◆ **Objective**: How many lines in the listing below include the word "DMSO"? Answer with the number and nothing else.

◆ **Supplied entries**:
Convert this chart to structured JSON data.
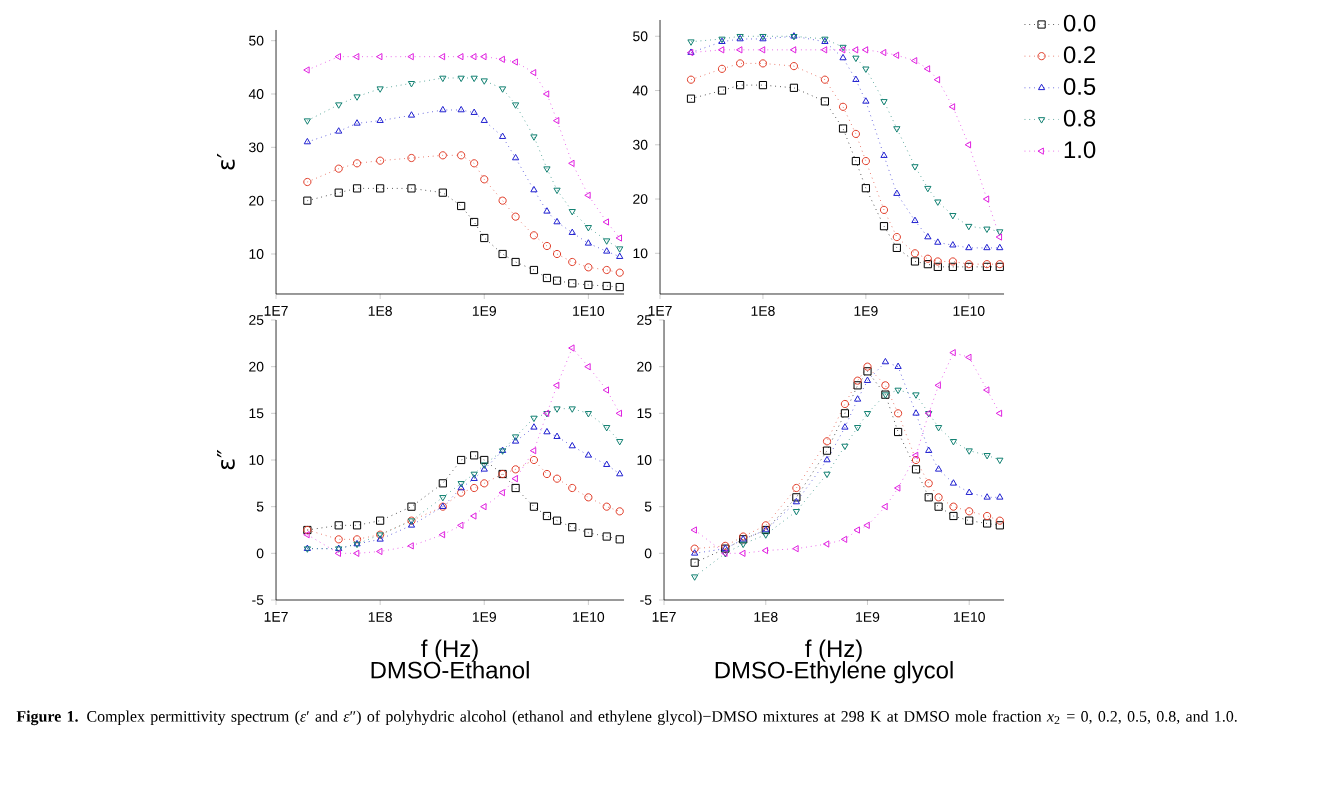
{
  "chart_data": [
    {
      "type": "line",
      "ylabel": "ε′",
      "log": "x",
      "line_style": "dotted",
      "xlim": [
        10000000,
        22000000000
      ],
      "xticks": [
        {
          "value": 10000000,
          "label": "1E7"
        },
        {
          "value": 100000000,
          "label": "1E8"
        },
        {
          "value": 1000000000,
          "label": "1E9"
        },
        {
          "value": 10000000000,
          "label": "1E10"
        }
      ],
      "ylim": [
        2.5,
        52
      ],
      "yticks": [
        10,
        20,
        30,
        40,
        50
      ],
      "x": [
        20000000,
        40000000,
        60000000,
        100000000,
        200000000,
        400000000,
        600000000,
        800000000,
        1000000000,
        1500000000,
        2000000000,
        3000000000,
        4000000000,
        5000000000,
        7000000000,
        10000000000,
        15000000000,
        20000000000
      ],
      "series": [
        {
          "color": "#000000",
          "marker": "square",
          "values": [
            20,
            21.5,
            22.3,
            22.3,
            22.3,
            21.5,
            19,
            16,
            13,
            10,
            8.5,
            7,
            5.5,
            5,
            4.5,
            4.2,
            4,
            3.8
          ]
        },
        {
          "color": "#e03c28",
          "marker": "circle",
          "values": [
            23.5,
            26,
            27,
            27.5,
            28,
            28.5,
            28.5,
            27,
            24,
            20,
            17,
            13.5,
            11.5,
            10,
            8.5,
            7.5,
            7,
            6.5
          ]
        },
        {
          "color": "#2020d0",
          "marker": "triangle",
          "values": [
            31,
            33,
            34.5,
            35,
            36,
            37,
            37,
            36.5,
            35,
            32,
            28,
            22,
            18,
            16,
            14,
            12,
            10.5,
            9.5
          ]
        },
        {
          "color": "#108070",
          "marker": "triangle-down",
          "values": [
            35,
            38,
            39.5,
            41,
            42,
            43,
            43,
            43,
            42.5,
            41,
            38,
            32,
            26,
            22,
            18,
            15,
            12.5,
            11
          ]
        },
        {
          "color": "#e020e0",
          "marker": "triangle-left",
          "values": [
            44.5,
            47,
            47,
            47,
            47,
            47,
            47,
            47,
            47,
            46.5,
            46,
            44,
            40,
            35,
            27,
            21,
            16,
            13
          ]
        }
      ]
    },
    {
      "type": "line",
      "log": "x",
      "line_style": "dotted",
      "legend": "right",
      "xlim": [
        10000000,
        22000000000
      ],
      "xticks": [
        {
          "value": 10000000,
          "label": "1E7"
        },
        {
          "value": 100000000,
          "label": "1E8"
        },
        {
          "value": 1000000000,
          "label": "1E9"
        },
        {
          "value": 10000000000,
          "label": "1E10"
        }
      ],
      "ylim": [
        2.5,
        53
      ],
      "yticks": [
        10,
        20,
        30,
        40,
        50
      ],
      "x": [
        20000000,
        40000000,
        60000000,
        100000000,
        200000000,
        400000000,
        600000000,
        800000000,
        1000000000,
        1500000000,
        2000000000,
        3000000000,
        4000000000,
        5000000000,
        7000000000,
        10000000000,
        15000000000,
        20000000000
      ],
      "series": [
        {
          "name": "0.0",
          "color": "#000000",
          "marker": "square",
          "values": [
            38.5,
            40,
            41,
            41,
            40.5,
            38,
            33,
            27,
            22,
            15,
            11,
            8.5,
            8,
            7.5,
            7.5,
            7.5,
            7.5,
            7.5
          ]
        },
        {
          "name": "0.2",
          "color": "#e03c28",
          "marker": "circle",
          "values": [
            42,
            44,
            45,
            45,
            44.5,
            42,
            37,
            32,
            27,
            18,
            13,
            10,
            9,
            8.5,
            8.5,
            8,
            8,
            8
          ]
        },
        {
          "name": "0.5",
          "color": "#2020d0",
          "marker": "triangle",
          "values": [
            47,
            49,
            49.5,
            49.5,
            50,
            49,
            46,
            42,
            38,
            28,
            21,
            16,
            13,
            12,
            11.5,
            11,
            11,
            11
          ]
        },
        {
          "name": "0.8",
          "color": "#108070",
          "marker": "triangle-down",
          "values": [
            49,
            49.5,
            50,
            50,
            50,
            49.5,
            48,
            46,
            44,
            38,
            33,
            26,
            22,
            19.5,
            17,
            15,
            14.5,
            14
          ]
        },
        {
          "name": "1.0",
          "color": "#e020e0",
          "marker": "triangle-left",
          "values": [
            47,
            47.5,
            47.5,
            47.5,
            47.5,
            47.5,
            47.5,
            47.5,
            47.5,
            47,
            46.5,
            45.5,
            44,
            42,
            37,
            30,
            20,
            13
          ]
        }
      ]
    },
    {
      "type": "line",
      "ylabel": "ε″",
      "xlabel": "f (Hz)",
      "annotations": [
        "DMSO-Ethanol"
      ],
      "log": "x",
      "line_style": "dotted",
      "xlim": [
        10000000,
        22000000000
      ],
      "xticks": [
        {
          "value": 10000000,
          "label": "1E7"
        },
        {
          "value": 100000000,
          "label": "1E8"
        },
        {
          "value": 1000000000,
          "label": "1E9"
        },
        {
          "value": 10000000000,
          "label": "1E10"
        }
      ],
      "ylim": [
        -5,
        25
      ],
      "yticks": [
        -5,
        0,
        5,
        10,
        15,
        20,
        25
      ],
      "x": [
        20000000,
        40000000,
        60000000,
        100000000,
        200000000,
        400000000,
        600000000,
        800000000,
        1000000000,
        1500000000,
        2000000000,
        3000000000,
        4000000000,
        5000000000,
        7000000000,
        10000000000,
        15000000000,
        20000000000
      ],
      "series": [
        {
          "color": "#000000",
          "marker": "square",
          "values": [
            2.5,
            3,
            3,
            3.5,
            5,
            7.5,
            10,
            10.5,
            10,
            8.5,
            7,
            5,
            4,
            3.5,
            2.8,
            2.2,
            1.8,
            1.5
          ]
        },
        {
          "color": "#e03c28",
          "marker": "circle",
          "values": [
            2.5,
            1.5,
            1.5,
            2,
            3.5,
            5,
            6.5,
            7,
            7.5,
            8.5,
            9,
            10,
            8.5,
            8,
            7,
            6,
            5,
            4.5
          ]
        },
        {
          "color": "#2020d0",
          "marker": "triangle",
          "values": [
            0.5,
            0.5,
            1,
            1.5,
            3,
            5,
            7,
            8,
            9,
            11,
            12,
            13.5,
            13,
            12.5,
            11.5,
            10.5,
            9.5,
            8.5
          ]
        },
        {
          "color": "#108070",
          "marker": "triangle-down",
          "values": [
            0.5,
            0.5,
            1,
            2,
            3.5,
            6,
            7.5,
            8.5,
            9.5,
            11,
            12.5,
            14.5,
            15,
            15.5,
            15.5,
            15,
            13.5,
            12
          ]
        },
        {
          "color": "#e020e0",
          "marker": "triangle-left",
          "values": [
            2,
            0,
            0,
            0.2,
            0.8,
            2,
            3,
            4,
            5,
            6.5,
            8,
            11,
            15,
            18,
            22,
            20,
            17.5,
            15
          ]
        }
      ]
    },
    {
      "type": "line",
      "xlabel": "f (Hz)",
      "annotations": [
        "DMSO-Ethylene glycol",
        "**Figure 1.** Complex permittivity spectrum (*ε*′ and *ε*″) of polyhydric alcohol (ethanol and ethylene glycol)−DMSO mixtures at 298 K at DMSO mole fraction *x*$_{2}$ = 0, 0.2, 0.5, 0.8, and 1.0."
      ],
      "log": "x",
      "line_style": "dotted",
      "xlim": [
        10000000,
        22000000000
      ],
      "xticks": [
        {
          "value": 10000000,
          "label": "1E7"
        },
        {
          "value": 100000000,
          "label": "1E8"
        },
        {
          "value": 1000000000,
          "label": "1E9"
        },
        {
          "value": 10000000000,
          "label": "1E10"
        }
      ],
      "ylim": [
        -5,
        25
      ],
      "yticks": [
        -5,
        0,
        5,
        10,
        15,
        20,
        25
      ],
      "x": [
        20000000,
        40000000,
        60000000,
        100000000,
        200000000,
        400000000,
        600000000,
        800000000,
        1000000000,
        1500000000,
        2000000000,
        3000000000,
        4000000000,
        5000000000,
        7000000000,
        10000000000,
        15000000000,
        20000000000
      ],
      "series": [
        {
          "color": "#000000",
          "marker": "square",
          "values": [
            -1,
            0.5,
            1.5,
            2.5,
            6,
            11,
            15,
            18,
            19.5,
            17,
            13,
            9,
            6,
            5,
            4,
            3.5,
            3.2,
            3
          ]
        },
        {
          "color": "#e03c28",
          "marker": "circle",
          "values": [
            0.5,
            0.8,
            1.8,
            3,
            7,
            12,
            16,
            18.5,
            20,
            18,
            15,
            10,
            7.5,
            6,
            5,
            4.5,
            4,
            3.5
          ]
        },
        {
          "color": "#2020d0",
          "marker": "triangle",
          "values": [
            0,
            0.5,
            1.5,
            2.5,
            5.5,
            10,
            13.5,
            16.5,
            18.5,
            20.5,
            20,
            15,
            11,
            9,
            7.5,
            6.5,
            6,
            6
          ]
        },
        {
          "color": "#108070",
          "marker": "triangle-down",
          "values": [
            -2.5,
            0,
            1,
            2,
            4.5,
            8.5,
            11.5,
            13.5,
            15,
            17,
            17.5,
            17,
            15,
            13.5,
            12,
            11,
            10.5,
            10
          ]
        },
        {
          "color": "#e020e0",
          "marker": "triangle-left",
          "values": [
            2.5,
            0,
            0,
            0.3,
            0.5,
            1,
            1.5,
            2.5,
            3,
            5,
            7,
            10.5,
            15,
            18,
            21.5,
            21,
            17.5,
            15
          ]
        }
      ]
    }
  ]
}
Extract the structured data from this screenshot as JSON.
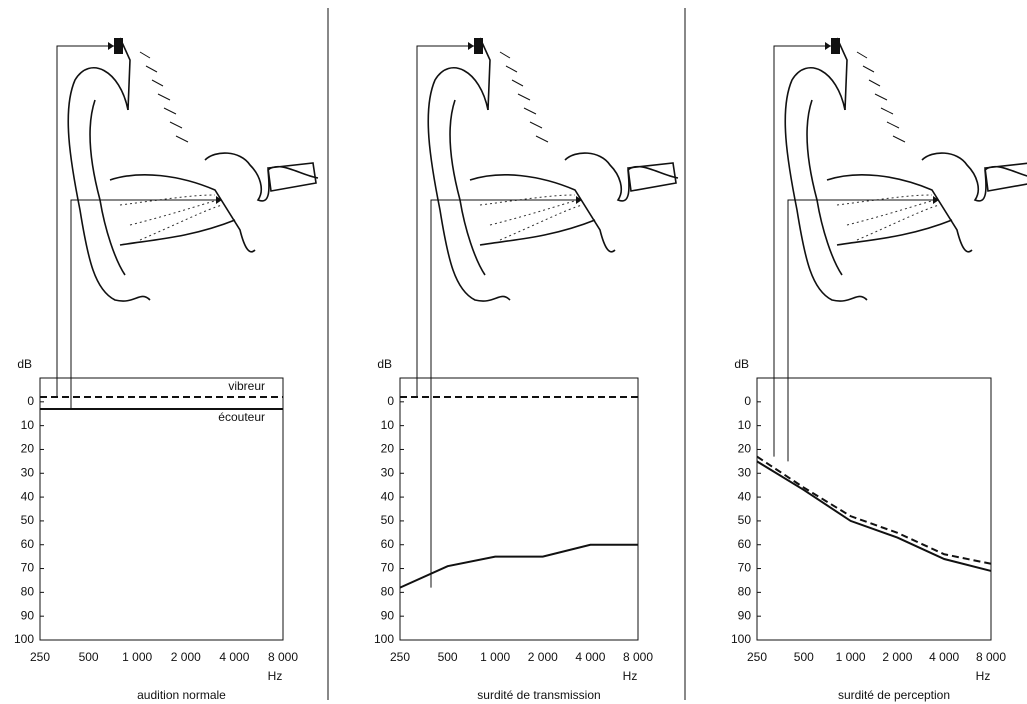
{
  "chart_data": [
    {
      "type": "line",
      "title": "audition normale",
      "y_label": "dB",
      "x_label": "Hz",
      "categories": [
        "250",
        "500",
        "1 000",
        "2 000",
        "4 000",
        "8 000"
      ],
      "ylim": [
        -10,
        100
      ],
      "yticks": [
        0,
        10,
        20,
        30,
        40,
        50,
        60,
        70,
        80,
        90,
        100
      ],
      "y_inverted": true,
      "series": [
        {
          "name": "vibreur",
          "color": "#111111",
          "dash": true,
          "values": [
            -2,
            -2,
            -2,
            -2,
            -2,
            -2
          ]
        },
        {
          "name": "écouteur",
          "color": "#111111",
          "dash": false,
          "values": [
            3,
            3,
            3,
            3,
            3,
            3
          ]
        }
      ]
    },
    {
      "type": "line",
      "title": "surdité de transmission",
      "y_label": "dB",
      "x_label": "Hz",
      "categories": [
        "250",
        "500",
        "1 000",
        "2 000",
        "4 000",
        "8 000"
      ],
      "ylim": [
        -10,
        100
      ],
      "yticks": [
        0,
        10,
        20,
        30,
        40,
        50,
        60,
        70,
        80,
        90,
        100
      ],
      "y_inverted": true,
      "series": [
        {
          "color": "#111111",
          "dash": true,
          "values": [
            -2,
            -2,
            -2,
            -2,
            -2,
            -2
          ]
        },
        {
          "color": "#111111",
          "dash": false,
          "values": [
            78,
            69,
            65,
            65,
            60,
            60
          ]
        }
      ]
    },
    {
      "type": "line",
      "title": "surdité de perception",
      "y_label": "dB",
      "x_label": "Hz",
      "categories": [
        "250",
        "500",
        "1 000",
        "2 000",
        "4 000",
        "8 000"
      ],
      "ylim": [
        -10,
        100
      ],
      "yticks": [
        0,
        10,
        20,
        30,
        40,
        50,
        60,
        70,
        80,
        90,
        100
      ],
      "y_inverted": true,
      "series": [
        {
          "color": "#111111",
          "dash": true,
          "values": [
            23,
            36,
            48,
            55,
            64,
            68
          ]
        },
        {
          "color": "#111111",
          "dash": false,
          "values": [
            25,
            37,
            50,
            57,
            66,
            71
          ]
        }
      ]
    }
  ]
}
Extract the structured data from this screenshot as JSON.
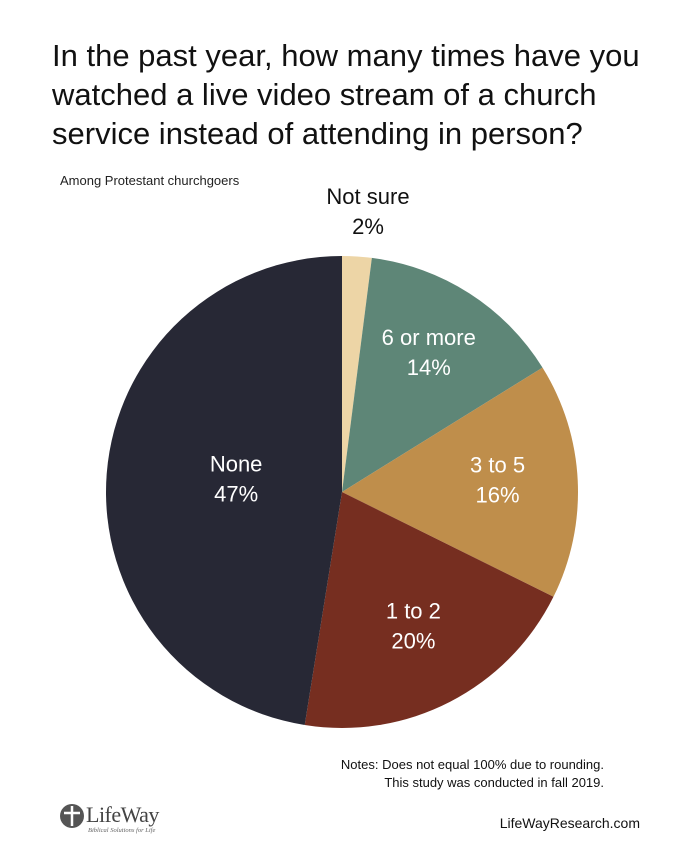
{
  "chart_data": {
    "type": "pie",
    "title": "In the past year, how many times have you watched a live video stream of a church service instead of attending in person?",
    "subtitle": "Among Protestant churchgoers",
    "slices": [
      {
        "label": "Not sure",
        "value": 2,
        "value_label": "2%",
        "color": "#EDD5A6",
        "label_color": "#111111"
      },
      {
        "label": "6 or more",
        "value": 14,
        "value_label": "14%",
        "color": "#5E8677",
        "label_color": "#ffffff"
      },
      {
        "label": "3 to 5",
        "value": 16,
        "value_label": "16%",
        "color": "#BF8E4B",
        "label_color": "#ffffff"
      },
      {
        "label": "1 to 2",
        "value": 20,
        "value_label": "20%",
        "color": "#762E20",
        "label_color": "#ffffff"
      },
      {
        "label": "None",
        "value": 47,
        "value_label": "47%",
        "color": "#272835",
        "label_color": "#ffffff"
      }
    ],
    "start": "top",
    "direction": "clockwise"
  },
  "notes": [
    "Notes: Does not equal 100% due to rounding.",
    "This study was conducted in fall 2019."
  ],
  "footer": {
    "brand": "LifeWay",
    "tagline": "Biblical Solutions for Life",
    "website": "LifeWayResearch.com"
  }
}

◆ **Solution for this task**: 3